** Items **

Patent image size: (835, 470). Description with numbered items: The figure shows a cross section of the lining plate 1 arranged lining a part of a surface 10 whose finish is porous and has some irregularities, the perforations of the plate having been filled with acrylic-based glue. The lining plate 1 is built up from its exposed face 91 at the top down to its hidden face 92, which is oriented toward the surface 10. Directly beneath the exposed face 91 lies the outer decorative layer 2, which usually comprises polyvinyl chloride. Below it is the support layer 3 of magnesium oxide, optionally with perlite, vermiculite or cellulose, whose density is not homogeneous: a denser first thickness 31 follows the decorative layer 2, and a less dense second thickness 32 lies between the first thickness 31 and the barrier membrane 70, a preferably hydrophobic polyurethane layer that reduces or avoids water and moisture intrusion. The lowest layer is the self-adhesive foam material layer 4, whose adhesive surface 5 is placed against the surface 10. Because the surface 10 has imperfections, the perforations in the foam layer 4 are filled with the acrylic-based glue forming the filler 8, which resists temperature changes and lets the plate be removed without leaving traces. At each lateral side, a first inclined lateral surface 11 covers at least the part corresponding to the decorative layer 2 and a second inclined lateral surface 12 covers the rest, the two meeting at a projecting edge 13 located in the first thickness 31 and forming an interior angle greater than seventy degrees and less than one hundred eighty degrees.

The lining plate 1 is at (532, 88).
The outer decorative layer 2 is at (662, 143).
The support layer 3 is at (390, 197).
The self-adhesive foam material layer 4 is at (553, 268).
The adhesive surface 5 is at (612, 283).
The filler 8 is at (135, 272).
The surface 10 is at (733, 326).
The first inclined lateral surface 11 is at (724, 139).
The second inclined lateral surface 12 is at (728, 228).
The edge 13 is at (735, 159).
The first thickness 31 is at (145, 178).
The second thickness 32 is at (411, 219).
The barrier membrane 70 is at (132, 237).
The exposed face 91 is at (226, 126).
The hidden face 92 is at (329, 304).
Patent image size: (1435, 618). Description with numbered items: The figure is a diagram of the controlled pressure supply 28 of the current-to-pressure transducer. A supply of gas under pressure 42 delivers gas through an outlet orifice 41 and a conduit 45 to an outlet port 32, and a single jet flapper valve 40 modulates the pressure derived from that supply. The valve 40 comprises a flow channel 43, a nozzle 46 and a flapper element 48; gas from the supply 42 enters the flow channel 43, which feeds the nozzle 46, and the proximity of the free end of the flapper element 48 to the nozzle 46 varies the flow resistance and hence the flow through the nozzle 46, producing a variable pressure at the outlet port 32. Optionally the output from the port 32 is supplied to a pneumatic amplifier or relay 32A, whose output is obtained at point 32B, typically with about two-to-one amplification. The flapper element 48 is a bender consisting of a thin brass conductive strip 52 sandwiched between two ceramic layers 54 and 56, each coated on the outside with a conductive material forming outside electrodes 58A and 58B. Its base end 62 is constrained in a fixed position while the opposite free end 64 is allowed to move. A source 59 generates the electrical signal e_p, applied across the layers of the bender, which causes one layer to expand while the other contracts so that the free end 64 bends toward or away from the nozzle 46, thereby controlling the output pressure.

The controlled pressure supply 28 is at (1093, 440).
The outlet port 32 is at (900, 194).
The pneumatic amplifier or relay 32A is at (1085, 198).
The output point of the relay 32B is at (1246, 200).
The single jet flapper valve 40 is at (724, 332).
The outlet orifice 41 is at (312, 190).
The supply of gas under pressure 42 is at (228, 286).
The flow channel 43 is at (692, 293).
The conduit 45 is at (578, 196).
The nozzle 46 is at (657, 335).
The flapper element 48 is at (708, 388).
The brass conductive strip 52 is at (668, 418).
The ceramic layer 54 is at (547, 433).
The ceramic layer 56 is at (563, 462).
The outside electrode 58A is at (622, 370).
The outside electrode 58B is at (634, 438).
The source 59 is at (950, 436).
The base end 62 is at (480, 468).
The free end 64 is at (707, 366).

** What you have to do **
Pick out each row above that contains the word "second". Letter case counts.

** Full output **
Patent image size: (835, 470). Description with numbered items: The figure shows a cross section of the lining plate 1 arranged lining a part of a surface 10 whose finish is porous and has some irregularities, the perforations of the plate having been filled with acrylic-based glue. The lining plate 1 is built up from its exposed face 91 at the top down to its hidden face 92, which is oriented toward the surface 10. Directly beneath the exposed face 91 lies the outer decorative layer 2, which usually comprises polyvinyl chloride. Below it is the support layer 3 of magnesium oxide, optionally with perlite, vermiculite or cellulose, whose density is not homogeneous: a denser first thickness 31 follows the decorative layer 2, and a less dense second thickness 32 lies between the first thickness 31 and the barrier membrane 70, a preferably hydrophobic polyurethane layer that reduces or avoids water and moisture intrusion. The lowest layer is the self-adhesive foam material layer 4, whose adhesive surface 5 is placed against the surface 10. Because the surface 10 has imperfections, the perforations in the foam layer 4 are filled with the acrylic-based glue forming the filler 8, which resists temperature changes and lets the plate be removed without leaving traces. At each lateral side, a first inclined lateral surface 11 covers at least the part corresponding to the decorative layer 2 and a second inclined lateral surface 12 covers the rest, the two meeting at a projecting edge 13 located in the first thickness 31 and forming an interior angle greater than seventy degrees and less than one hundred eighty degrees.
The second inclined lateral surface 12 is at (728, 228).
The second thickness 32 is at (411, 219).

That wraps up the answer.